** Start of Records supplied **

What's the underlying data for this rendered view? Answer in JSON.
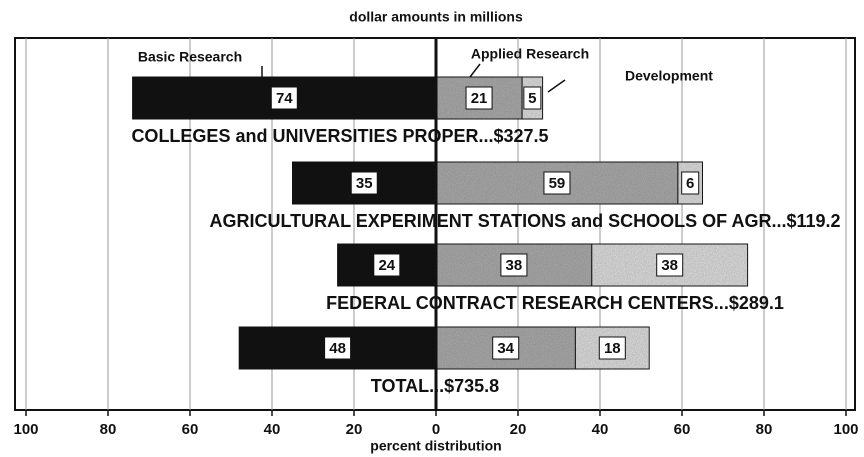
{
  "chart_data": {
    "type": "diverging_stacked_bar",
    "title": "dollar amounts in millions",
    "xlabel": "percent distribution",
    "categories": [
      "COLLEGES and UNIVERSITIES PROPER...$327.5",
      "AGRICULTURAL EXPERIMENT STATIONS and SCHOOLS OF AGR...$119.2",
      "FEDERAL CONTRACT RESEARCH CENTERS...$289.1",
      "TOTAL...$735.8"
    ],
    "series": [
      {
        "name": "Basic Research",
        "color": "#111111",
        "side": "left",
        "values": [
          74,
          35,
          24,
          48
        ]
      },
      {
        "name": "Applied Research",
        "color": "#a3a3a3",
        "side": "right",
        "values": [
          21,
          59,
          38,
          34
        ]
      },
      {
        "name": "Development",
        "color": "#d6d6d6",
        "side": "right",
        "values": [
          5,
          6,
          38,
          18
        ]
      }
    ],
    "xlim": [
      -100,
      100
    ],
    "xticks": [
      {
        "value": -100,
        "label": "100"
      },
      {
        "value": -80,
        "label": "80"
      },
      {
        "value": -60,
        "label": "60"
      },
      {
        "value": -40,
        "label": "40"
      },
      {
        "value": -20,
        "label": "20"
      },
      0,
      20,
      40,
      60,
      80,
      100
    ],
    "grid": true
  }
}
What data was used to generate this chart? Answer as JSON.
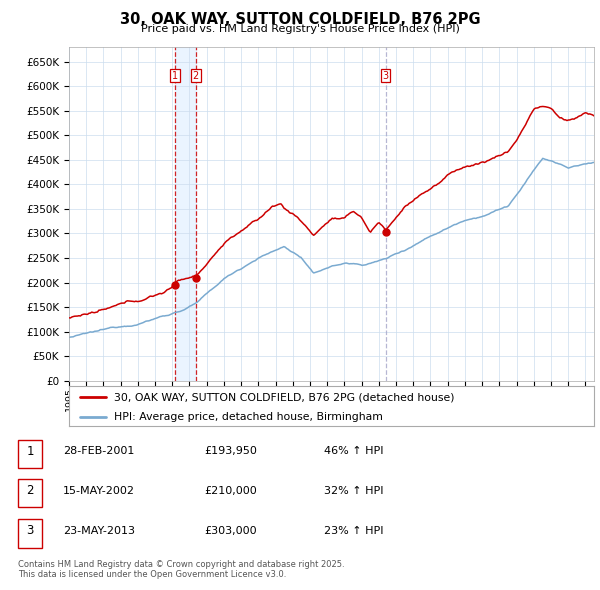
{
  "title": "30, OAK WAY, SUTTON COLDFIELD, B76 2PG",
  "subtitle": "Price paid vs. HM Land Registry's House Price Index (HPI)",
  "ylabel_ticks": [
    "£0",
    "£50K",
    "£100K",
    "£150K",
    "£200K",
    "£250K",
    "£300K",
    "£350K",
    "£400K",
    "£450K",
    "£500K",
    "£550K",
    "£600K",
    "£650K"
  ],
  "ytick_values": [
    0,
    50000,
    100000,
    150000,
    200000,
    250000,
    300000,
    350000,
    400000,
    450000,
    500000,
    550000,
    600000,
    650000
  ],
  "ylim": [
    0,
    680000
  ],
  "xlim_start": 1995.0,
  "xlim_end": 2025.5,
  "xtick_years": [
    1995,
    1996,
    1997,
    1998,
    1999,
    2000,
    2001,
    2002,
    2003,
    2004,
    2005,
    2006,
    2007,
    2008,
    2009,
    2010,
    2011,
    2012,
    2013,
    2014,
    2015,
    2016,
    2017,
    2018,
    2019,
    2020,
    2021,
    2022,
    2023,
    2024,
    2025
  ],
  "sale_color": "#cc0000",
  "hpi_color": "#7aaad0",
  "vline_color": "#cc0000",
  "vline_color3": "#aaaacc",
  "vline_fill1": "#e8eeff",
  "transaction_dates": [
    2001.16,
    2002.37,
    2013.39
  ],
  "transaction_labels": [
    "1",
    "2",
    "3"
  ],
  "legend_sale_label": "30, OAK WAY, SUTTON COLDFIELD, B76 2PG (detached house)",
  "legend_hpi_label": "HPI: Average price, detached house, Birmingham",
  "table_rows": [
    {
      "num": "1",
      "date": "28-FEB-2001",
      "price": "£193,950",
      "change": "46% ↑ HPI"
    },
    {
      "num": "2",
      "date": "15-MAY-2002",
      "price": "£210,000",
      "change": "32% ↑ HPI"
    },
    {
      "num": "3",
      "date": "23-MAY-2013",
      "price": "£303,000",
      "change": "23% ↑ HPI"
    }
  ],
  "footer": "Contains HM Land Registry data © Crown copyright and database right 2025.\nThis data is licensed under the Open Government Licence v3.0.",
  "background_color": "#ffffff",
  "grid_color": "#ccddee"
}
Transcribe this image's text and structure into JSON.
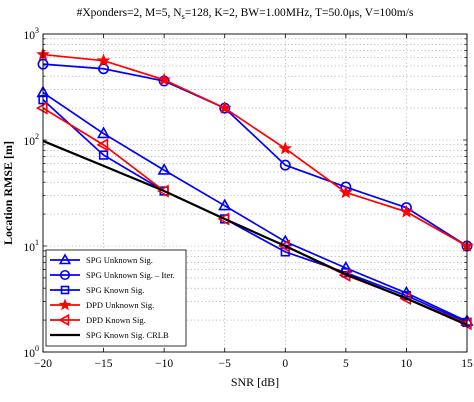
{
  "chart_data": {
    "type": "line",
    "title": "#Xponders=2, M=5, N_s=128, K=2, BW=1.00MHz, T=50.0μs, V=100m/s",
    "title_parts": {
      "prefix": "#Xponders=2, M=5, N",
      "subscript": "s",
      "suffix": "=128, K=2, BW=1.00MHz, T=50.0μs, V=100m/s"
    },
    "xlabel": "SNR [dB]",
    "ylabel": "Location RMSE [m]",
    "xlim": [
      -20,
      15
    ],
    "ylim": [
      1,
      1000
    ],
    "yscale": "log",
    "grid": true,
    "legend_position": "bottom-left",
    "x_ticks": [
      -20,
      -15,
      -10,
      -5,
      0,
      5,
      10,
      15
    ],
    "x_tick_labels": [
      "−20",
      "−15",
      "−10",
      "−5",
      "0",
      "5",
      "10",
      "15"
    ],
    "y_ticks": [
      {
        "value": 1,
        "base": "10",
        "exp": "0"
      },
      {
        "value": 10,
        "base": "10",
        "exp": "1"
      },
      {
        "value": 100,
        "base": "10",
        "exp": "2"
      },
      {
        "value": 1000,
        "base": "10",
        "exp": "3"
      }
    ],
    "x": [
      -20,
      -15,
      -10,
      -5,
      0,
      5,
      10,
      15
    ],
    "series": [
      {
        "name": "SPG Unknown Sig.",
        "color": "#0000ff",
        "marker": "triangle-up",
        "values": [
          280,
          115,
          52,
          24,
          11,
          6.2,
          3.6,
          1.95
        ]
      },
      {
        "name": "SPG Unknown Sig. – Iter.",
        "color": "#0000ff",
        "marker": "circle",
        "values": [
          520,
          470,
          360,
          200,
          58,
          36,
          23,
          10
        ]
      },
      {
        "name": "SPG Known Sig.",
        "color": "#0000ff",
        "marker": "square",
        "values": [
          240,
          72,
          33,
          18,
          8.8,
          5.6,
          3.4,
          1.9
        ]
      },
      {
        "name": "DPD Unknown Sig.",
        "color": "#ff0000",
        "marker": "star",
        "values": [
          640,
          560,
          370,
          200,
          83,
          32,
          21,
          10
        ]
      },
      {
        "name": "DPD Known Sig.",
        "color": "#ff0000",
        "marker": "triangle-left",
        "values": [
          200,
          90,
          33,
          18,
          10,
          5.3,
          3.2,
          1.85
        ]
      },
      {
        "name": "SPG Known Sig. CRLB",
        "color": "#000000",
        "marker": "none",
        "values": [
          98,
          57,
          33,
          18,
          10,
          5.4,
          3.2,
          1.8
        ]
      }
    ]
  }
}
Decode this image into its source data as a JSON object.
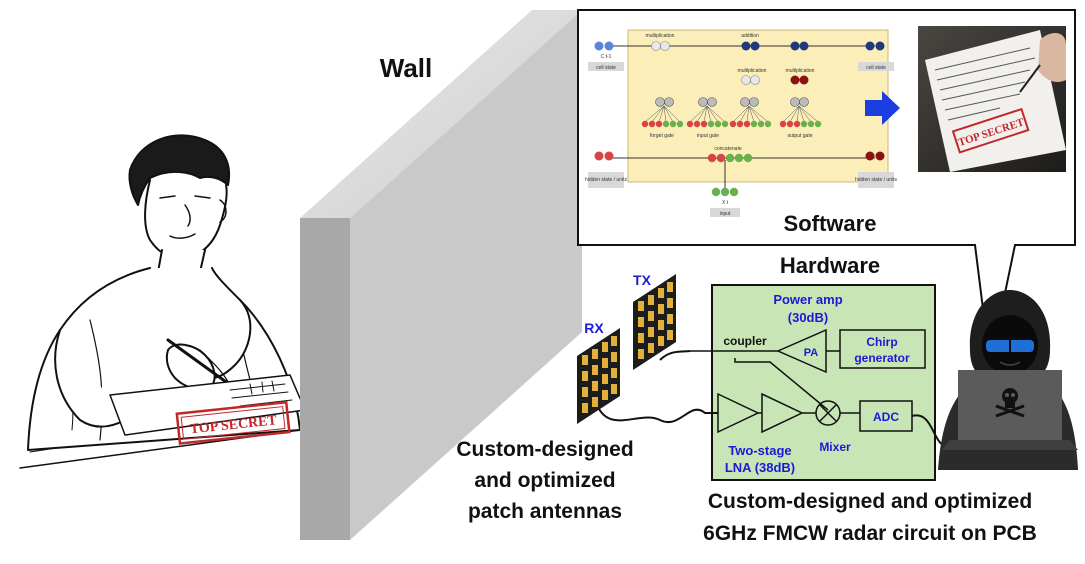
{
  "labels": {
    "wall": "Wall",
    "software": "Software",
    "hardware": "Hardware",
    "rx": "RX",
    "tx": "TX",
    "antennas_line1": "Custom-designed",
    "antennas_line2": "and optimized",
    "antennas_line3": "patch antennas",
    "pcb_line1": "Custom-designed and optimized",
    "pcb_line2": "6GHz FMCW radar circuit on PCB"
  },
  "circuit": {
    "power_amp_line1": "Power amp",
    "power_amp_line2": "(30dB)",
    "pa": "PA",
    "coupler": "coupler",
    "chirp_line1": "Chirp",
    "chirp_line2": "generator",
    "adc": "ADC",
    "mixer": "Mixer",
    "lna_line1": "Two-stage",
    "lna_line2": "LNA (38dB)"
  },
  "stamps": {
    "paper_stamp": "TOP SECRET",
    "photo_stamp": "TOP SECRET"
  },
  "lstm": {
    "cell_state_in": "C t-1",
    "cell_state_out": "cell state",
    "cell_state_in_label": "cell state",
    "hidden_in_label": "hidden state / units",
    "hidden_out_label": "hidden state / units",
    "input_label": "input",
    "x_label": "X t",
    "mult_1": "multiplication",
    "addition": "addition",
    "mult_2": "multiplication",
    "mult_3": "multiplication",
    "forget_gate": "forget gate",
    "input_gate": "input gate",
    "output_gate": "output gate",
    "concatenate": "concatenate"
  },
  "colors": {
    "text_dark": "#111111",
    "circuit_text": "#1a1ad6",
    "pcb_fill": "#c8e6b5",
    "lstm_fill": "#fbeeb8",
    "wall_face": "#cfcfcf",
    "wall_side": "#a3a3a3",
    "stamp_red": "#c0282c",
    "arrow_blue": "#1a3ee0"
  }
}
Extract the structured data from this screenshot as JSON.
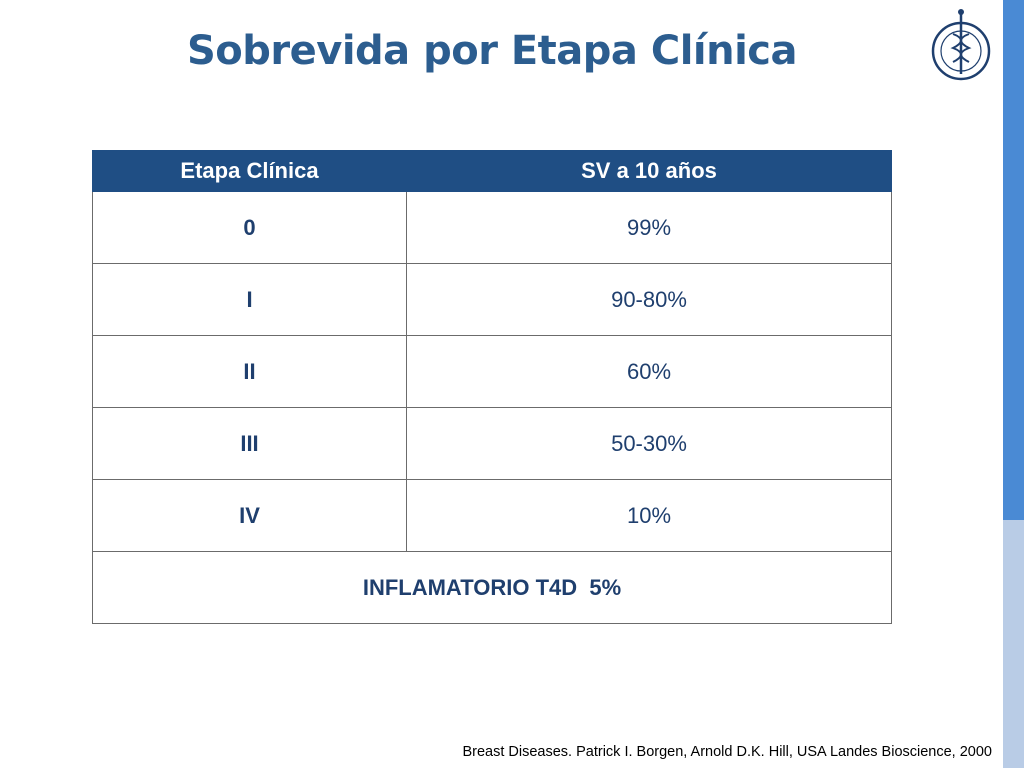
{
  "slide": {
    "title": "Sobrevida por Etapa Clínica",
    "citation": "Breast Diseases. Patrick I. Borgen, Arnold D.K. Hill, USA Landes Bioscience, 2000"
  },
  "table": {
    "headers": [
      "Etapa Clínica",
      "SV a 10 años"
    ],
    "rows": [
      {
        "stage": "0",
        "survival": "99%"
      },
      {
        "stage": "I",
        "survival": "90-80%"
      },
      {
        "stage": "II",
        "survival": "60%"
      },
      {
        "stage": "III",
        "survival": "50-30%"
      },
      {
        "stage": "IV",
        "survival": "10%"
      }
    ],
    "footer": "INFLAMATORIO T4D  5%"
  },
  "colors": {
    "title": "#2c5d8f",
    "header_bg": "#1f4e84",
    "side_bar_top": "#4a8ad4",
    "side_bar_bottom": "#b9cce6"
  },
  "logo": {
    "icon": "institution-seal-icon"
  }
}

** End of Records supplied **

Print exactly the span of lines that begins with the line containing "Extract the structured" and ends with the last line of the listing, with no pictures.

Extract the structured data from this screenshot as JSON.
{
  "slide": {
    "title": "Sobrevida por Etapa Clínica",
    "citation": "Breast Diseases. Patrick I. Borgen, Arnold D.K. Hill, USA Landes Bioscience, 2000"
  },
  "table": {
    "headers": [
      "Etapa Clínica",
      "SV a 10 años"
    ],
    "rows": [
      {
        "stage": "0",
        "survival": "99%"
      },
      {
        "stage": "I",
        "survival": "90-80%"
      },
      {
        "stage": "II",
        "survival": "60%"
      },
      {
        "stage": "III",
        "survival": "50-30%"
      },
      {
        "stage": "IV",
        "survival": "10%"
      }
    ],
    "footer": "INFLAMATORIO T4D  5%"
  },
  "colors": {
    "title": "#2c5d8f",
    "header_bg": "#1f4e84",
    "side_bar_top": "#4a8ad4",
    "side_bar_bottom": "#b9cce6"
  },
  "logo": {
    "icon": "institution-seal-icon"
  }
}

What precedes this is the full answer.